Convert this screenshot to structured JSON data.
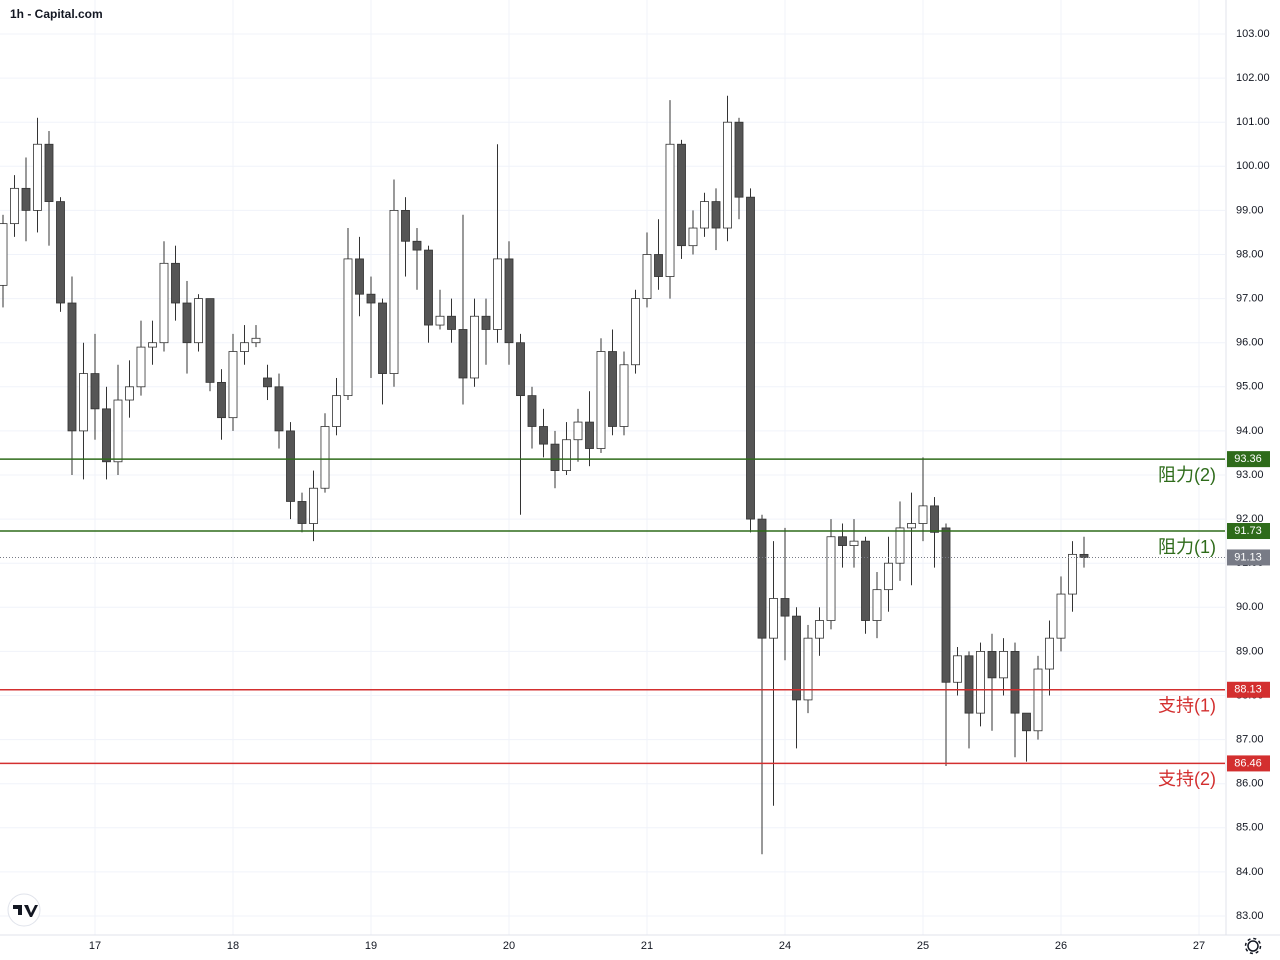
{
  "chart_data": {
    "type": "candlestick",
    "title": "1h - Capital.com",
    "open": [
      97.3,
      98.7,
      99.5,
      99.0,
      100.5,
      99.2,
      96.9,
      94.0,
      95.3,
      94.5,
      93.3,
      94.7,
      95.0,
      95.9,
      96.0,
      97.8,
      96.9,
      96.0,
      97.0,
      95.1,
      94.3,
      95.8,
      96.0,
      95.2,
      95.0,
      94.0,
      92.4,
      91.9,
      92.7,
      94.1,
      94.8,
      97.9,
      97.1,
      96.9,
      95.3,
      99.0,
      98.3,
      98.1,
      96.4,
      96.6,
      96.3,
      95.2,
      96.6,
      96.3,
      97.9,
      96.0,
      94.8,
      94.1,
      93.7,
      93.1,
      93.8,
      94.2,
      93.6,
      95.8,
      94.1,
      95.5,
      97.0,
      98.0,
      97.5,
      100.5,
      98.2,
      98.6,
      99.2,
      98.6,
      101.0,
      99.3,
      92.0,
      89.3,
      90.2,
      89.8,
      87.9,
      89.3,
      89.7,
      91.6,
      91.4,
      91.5,
      89.7,
      90.4,
      91.0,
      91.8,
      91.9,
      92.3,
      91.8,
      88.3,
      88.9,
      87.6,
      89.0,
      88.4,
      89.0,
      87.6,
      87.2,
      88.6,
      89.3,
      90.3,
      91.2
    ],
    "high": [
      98.9,
      99.8,
      100.2,
      101.1,
      100.8,
      99.3,
      97.5,
      96.0,
      96.2,
      95.0,
      95.5,
      95.6,
      96.5,
      96.5,
      98.3,
      98.2,
      97.4,
      97.1,
      97.0,
      95.4,
      96.2,
      96.4,
      96.4,
      95.5,
      95.3,
      94.2,
      92.6,
      93.1,
      94.4,
      95.2,
      98.6,
      98.4,
      97.5,
      97.0,
      99.7,
      99.3,
      98.6,
      98.2,
      97.2,
      97.0,
      98.9,
      97.0,
      97.0,
      100.5,
      98.3,
      96.2,
      95.0,
      94.5,
      94.0,
      94.2,
      94.5,
      94.9,
      96.1,
      96.3,
      95.8,
      97.2,
      98.5,
      98.8,
      101.5,
      100.6,
      99.0,
      99.4,
      99.5,
      101.6,
      101.1,
      99.5,
      92.1,
      91.5,
      91.8,
      90.0,
      89.6,
      90.0,
      92.0,
      91.9,
      92.0,
      91.6,
      90.8,
      91.6,
      92.4,
      92.6,
      93.4,
      92.5,
      91.9,
      89.1,
      89.0,
      89.2,
      89.4,
      89.3,
      89.2,
      87.6,
      88.9,
      89.7,
      90.7,
      91.5,
      91.6
    ],
    "low": [
      96.8,
      98.4,
      98.3,
      98.5,
      98.2,
      96.7,
      93.0,
      92.9,
      93.8,
      92.9,
      93.0,
      94.3,
      94.8,
      95.5,
      95.8,
      96.5,
      95.3,
      95.8,
      94.9,
      93.8,
      94.0,
      95.5,
      95.9,
      94.7,
      93.6,
      92.0,
      91.7,
      91.5,
      92.6,
      93.9,
      94.7,
      96.6,
      95.2,
      94.6,
      95.0,
      97.5,
      97.2,
      96.0,
      96.3,
      96.0,
      94.6,
      95.0,
      95.5,
      96.0,
      95.5,
      92.1,
      93.6,
      93.4,
      92.7,
      93.0,
      93.3,
      93.2,
      93.5,
      93.9,
      93.9,
      95.3,
      96.8,
      97.2,
      97.0,
      97.9,
      98.0,
      98.4,
      98.1,
      98.3,
      98.8,
      91.7,
      84.4,
      85.5,
      88.8,
      86.8,
      87.6,
      88.9,
      89.5,
      90.9,
      90.9,
      89.4,
      89.3,
      89.9,
      90.6,
      90.5,
      91.5,
      90.9,
      86.4,
      88.0,
      86.8,
      87.3,
      87.2,
      88.0,
      86.6,
      86.5,
      87.0,
      88.0,
      89.0,
      89.9,
      90.9
    ],
    "close": [
      98.7,
      99.5,
      99.0,
      100.5,
      99.2,
      96.9,
      94.0,
      95.3,
      94.5,
      93.3,
      94.7,
      95.0,
      95.9,
      96.0,
      97.8,
      96.9,
      96.0,
      97.0,
      95.1,
      94.3,
      95.8,
      96.0,
      96.1,
      95.0,
      94.0,
      92.4,
      91.9,
      92.7,
      94.1,
      94.8,
      97.9,
      97.1,
      96.9,
      95.3,
      99.0,
      98.3,
      98.1,
      96.4,
      96.6,
      96.3,
      95.2,
      96.6,
      96.3,
      97.9,
      96.0,
      94.8,
      94.1,
      93.7,
      93.1,
      93.8,
      94.2,
      93.6,
      95.8,
      94.1,
      95.5,
      97.0,
      98.0,
      97.5,
      100.5,
      98.2,
      98.6,
      99.2,
      98.6,
      101.0,
      99.3,
      92.0,
      89.3,
      90.2,
      89.8,
      87.9,
      89.3,
      89.7,
      91.6,
      91.4,
      91.5,
      89.7,
      90.4,
      91.0,
      91.8,
      91.9,
      92.3,
      91.7,
      88.3,
      88.9,
      87.6,
      89.0,
      88.4,
      89.0,
      87.6,
      87.2,
      88.6,
      89.3,
      90.3,
      91.2,
      91.13
    ],
    "up_color": "#ffffff",
    "down_color": "#555555",
    "wick_color": "#333333",
    "xlim": [
      -0.26,
      106.26
    ],
    "xticks": [
      {
        "value": 8,
        "label": "17"
      },
      {
        "value": 20,
        "label": "18"
      },
      {
        "value": 32,
        "label": "19"
      },
      {
        "value": 44,
        "label": "20"
      },
      {
        "value": 56,
        "label": "21"
      },
      {
        "value": 68,
        "label": "24"
      },
      {
        "value": 80,
        "label": "25"
      },
      {
        "value": 92,
        "label": "26"
      },
      {
        "value": 104,
        "label": "27"
      }
    ],
    "ylim": [
      83,
      103
    ],
    "yticks": [
      {
        "value": 83,
        "label": "83.00"
      },
      {
        "value": 84,
        "label": "84.00"
      },
      {
        "value": 85,
        "label": "85.00"
      },
      {
        "value": 86,
        "label": "86.00"
      },
      {
        "value": 87,
        "label": "87.00"
      },
      {
        "value": 88,
        "label": "88.00"
      },
      {
        "value": 89,
        "label": "89.00"
      },
      {
        "value": 90,
        "label": "90.00"
      },
      {
        "value": 91,
        "label": "91.00"
      },
      {
        "value": 92,
        "label": "92.00"
      },
      {
        "value": 93,
        "label": "93.00"
      },
      {
        "value": 94,
        "label": "94.00"
      },
      {
        "value": 95,
        "label": "95.00"
      },
      {
        "value": 96,
        "label": "96.00"
      },
      {
        "value": 97,
        "label": "97.00"
      },
      {
        "value": 98,
        "label": "98.00"
      },
      {
        "value": 99,
        "label": "99.00"
      },
      {
        "value": 100,
        "label": "100.00"
      },
      {
        "value": 101,
        "label": "101.00"
      },
      {
        "value": 102,
        "label": "102.00"
      },
      {
        "value": 103,
        "label": "103.00"
      }
    ],
    "grid": true,
    "current_price": {
      "value": 91.13,
      "color": "#787b86"
    },
    "levels": [
      {
        "value": 93.36,
        "label": "阻力(2)",
        "color": "#2e6b1a"
      },
      {
        "value": 91.73,
        "label": "阻力(1)",
        "color": "#2e6b1a"
      },
      {
        "value": 88.13,
        "label": "支持(1)",
        "color": "#d32f2f"
      },
      {
        "value": 86.46,
        "label": "支持(2)",
        "color": "#d32f2f"
      }
    ]
  }
}
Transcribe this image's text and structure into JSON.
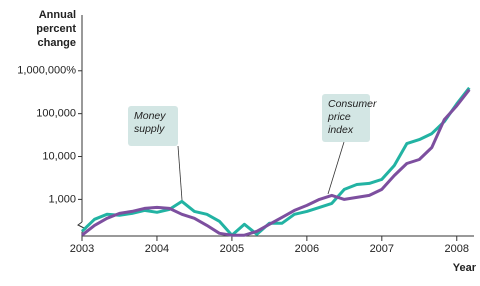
{
  "chart_data": {
    "type": "line",
    "ylabel": "Annual percent change",
    "xlabel": "Year",
    "log_scale": true,
    "x": [
      2003,
      2003.1667,
      2003.3333,
      2003.5,
      2003.6667,
      2003.8333,
      2004,
      2004.1667,
      2004.3333,
      2004.5,
      2004.6667,
      2004.8333,
      2005,
      2005.1667,
      2005.3333,
      2005.5,
      2005.6667,
      2005.8333,
      2006,
      2006.1667,
      2006.3333,
      2006.5,
      2006.6667,
      2006.8333,
      2007,
      2007.1667,
      2007.3333,
      2007.5,
      2007.6667,
      2007.8333,
      2008,
      2008.1667
    ],
    "series": [
      {
        "name": "Money supply",
        "color": "#22b3a3",
        "values": [
          180,
          344,
          450,
          425,
          472,
          555,
          500,
          585,
          900,
          526,
          450,
          308,
          146,
          263,
          153,
          277,
          277,
          450,
          526,
          652,
          807,
          1710,
          2230,
          2360,
          2920,
          6180,
          20000,
          24800,
          34300,
          65200,
          170000,
          401000
        ]
      },
      {
        "name": "Consumer price index",
        "color": "#7d4f9f",
        "values": [
          146,
          248,
          362,
          472,
          526,
          617,
          652,
          617,
          450,
          362,
          248,
          162,
          146,
          146,
          180,
          263,
          381,
          555,
          725,
          1000,
          1240,
          1000,
          1110,
          1240,
          1710,
          3610,
          6880,
          8520,
          16200,
          72600,
          153000,
          362000
        ]
      }
    ],
    "xlim": [
      2003,
      2008.23
    ],
    "xticks": [
      2003,
      2004,
      2005,
      2006,
      2007,
      2008
    ],
    "ylim": [
      140,
      20000000
    ],
    "yticks": [
      {
        "value": 1000,
        "label": "1,000"
      },
      {
        "value": 10000,
        "label": "10,000"
      },
      {
        "value": 100000,
        "label": "100,000"
      },
      {
        "value": 1000000,
        "label": "1,000,000%"
      }
    ]
  }
}
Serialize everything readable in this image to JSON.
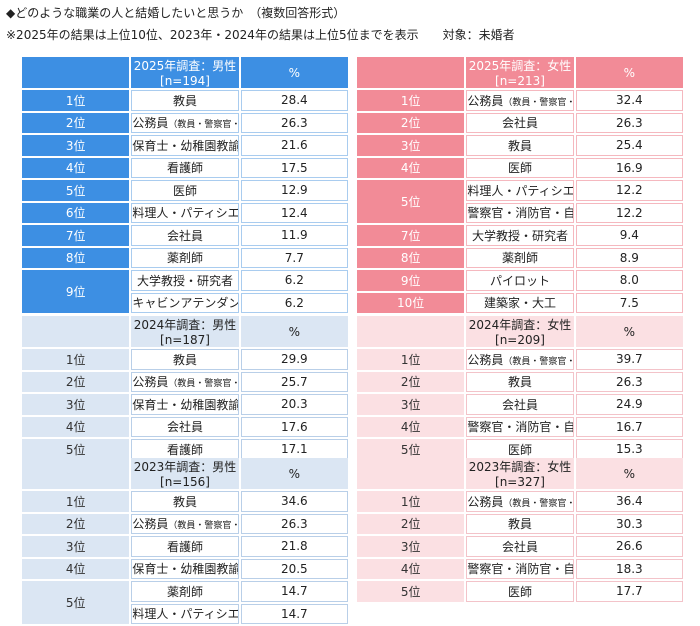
{
  "header": {
    "title": "◆どのような職業の人と結婚したいと思うか　（複数回答形式）",
    "note": "※2025年の結果は上位10位、2023年・2024年の結果は上位5位までを表示",
    "target": "対象：未婚者"
  },
  "tables": [
    {
      "title": "2025年調査：男性[n=194]",
      "pct_header": "%",
      "rows": [
        {
          "rank": "1位",
          "job": "教員",
          "pct": "28.4"
        },
        {
          "rank": "2位",
          "job": "公務員",
          "note": "（教員・警察官・消防官・自衛官除く）",
          "pct": "26.3"
        },
        {
          "rank": "3位",
          "job": "保育士・幼稚園教諭",
          "pct": "21.6"
        },
        {
          "rank": "4位",
          "job": "看護師",
          "pct": "17.5"
        },
        {
          "rank": "5位",
          "job": "医師",
          "pct": "12.9"
        },
        {
          "rank": "6位",
          "job": "料理人・パティシエ",
          "pct": "12.4"
        },
        {
          "rank": "7位",
          "job": "会社員",
          "pct": "11.9"
        },
        {
          "rank": "8位",
          "job": "薬剤師",
          "pct": "7.7"
        },
        {
          "rank": "9位",
          "job": "大学教授・研究者",
          "pct": "6.2"
        },
        {
          "rank": null,
          "job": "キャビンアテンダント",
          "pct": "6.2"
        }
      ]
    },
    {
      "title": "2025年調査：女性[n=213]",
      "pct_header": "%",
      "rows": [
        {
          "rank": "1位",
          "job": "公務員",
          "note": "（教員・警察官・消防官・自衛官除く）",
          "pct": "32.4"
        },
        {
          "rank": "2位",
          "job": "会社員",
          "pct": "26.3"
        },
        {
          "rank": "3位",
          "job": "教員",
          "pct": "25.4"
        },
        {
          "rank": "4位",
          "job": "医師",
          "pct": "16.9"
        },
        {
          "rank": "5位",
          "job": "料理人・パティシエ",
          "pct": "12.2"
        },
        {
          "rank": null,
          "job": "警察官・消防官・自衛官",
          "pct": "12.2"
        },
        {
          "rank": "7位",
          "job": "大学教授・研究者",
          "pct": "9.4"
        },
        {
          "rank": "8位",
          "job": "薬剤師",
          "pct": "8.9"
        },
        {
          "rank": "9位",
          "job": "パイロット",
          "pct": "8.0"
        },
        {
          "rank": "10位",
          "job": "建築家・大工",
          "pct": "7.5"
        }
      ]
    },
    {
      "title": "2024年調査：男性[n=187]",
      "pct_header": "%",
      "rows": [
        {
          "rank": "1位",
          "job": "教員",
          "pct": "29.9"
        },
        {
          "rank": "2位",
          "job": "公務員",
          "note": "（教員・警察官・消防官・自衛官除く）",
          "pct": "25.7"
        },
        {
          "rank": "3位",
          "job": "保育士・幼稚園教諭",
          "pct": "20.3"
        },
        {
          "rank": "4位",
          "job": "会社員",
          "pct": "17.6"
        },
        {
          "rank": "5位",
          "job": "看護師",
          "pct": "17.1"
        }
      ]
    },
    {
      "title": "2024年調査：女性[n=209]",
      "pct_header": "%",
      "rows": [
        {
          "rank": "1位",
          "job": "公務員",
          "note": "（教員・警察官・消防官・自衛官除く）",
          "pct": "39.7"
        },
        {
          "rank": "2位",
          "job": "教員",
          "pct": "26.3"
        },
        {
          "rank": "3位",
          "job": "会社員",
          "pct": "24.9"
        },
        {
          "rank": "4位",
          "job": "警察官・消防官・自衛官",
          "pct": "16.7"
        },
        {
          "rank": "5位",
          "job": "医師",
          "pct": "15.3"
        }
      ]
    },
    {
      "title": "2023年調査：男性[n=156]",
      "pct_header": "%",
      "rows": [
        {
          "rank": "1位",
          "job": "教員",
          "pct": "34.6"
        },
        {
          "rank": "2位",
          "job": "公務員",
          "note": "（教員・警察官・消防官・自衛官除く）",
          "pct": "26.3"
        },
        {
          "rank": "3位",
          "job": "看護師",
          "pct": "21.8"
        },
        {
          "rank": "4位",
          "job": "保育士・幼稚園教諭",
          "pct": "20.5"
        },
        {
          "rank": "5位",
          "job": "薬剤師",
          "pct": "14.7"
        },
        {
          "rank": null,
          "job": "料理人・パティシエ",
          "pct": "14.7"
        }
      ]
    },
    {
      "title": "2023年調査：女性[n=327]",
      "pct_header": "%",
      "rows": [
        {
          "rank": "1位",
          "job": "公務員",
          "note": "（教員・警察官・消防官・自衛官除く）",
          "pct": "36.4"
        },
        {
          "rank": "2位",
          "job": "教員",
          "pct": "30.3"
        },
        {
          "rank": "3位",
          "job": "会社員",
          "pct": "26.6"
        },
        {
          "rank": "4位",
          "job": "警察官・消防官・自衛官",
          "pct": "18.3"
        },
        {
          "rank": "5位",
          "job": "医師",
          "pct": "17.7"
        }
      ]
    }
  ]
}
################
DIRECTIONS FOR THIS TASK:
Copy out every line with the word "JSON".

EXERCISE ANSWER:
Convert this screenshot to structured JSON data.
Transcribe this image's text and structure into JSON.
Serialize everything readable in this image to JSON.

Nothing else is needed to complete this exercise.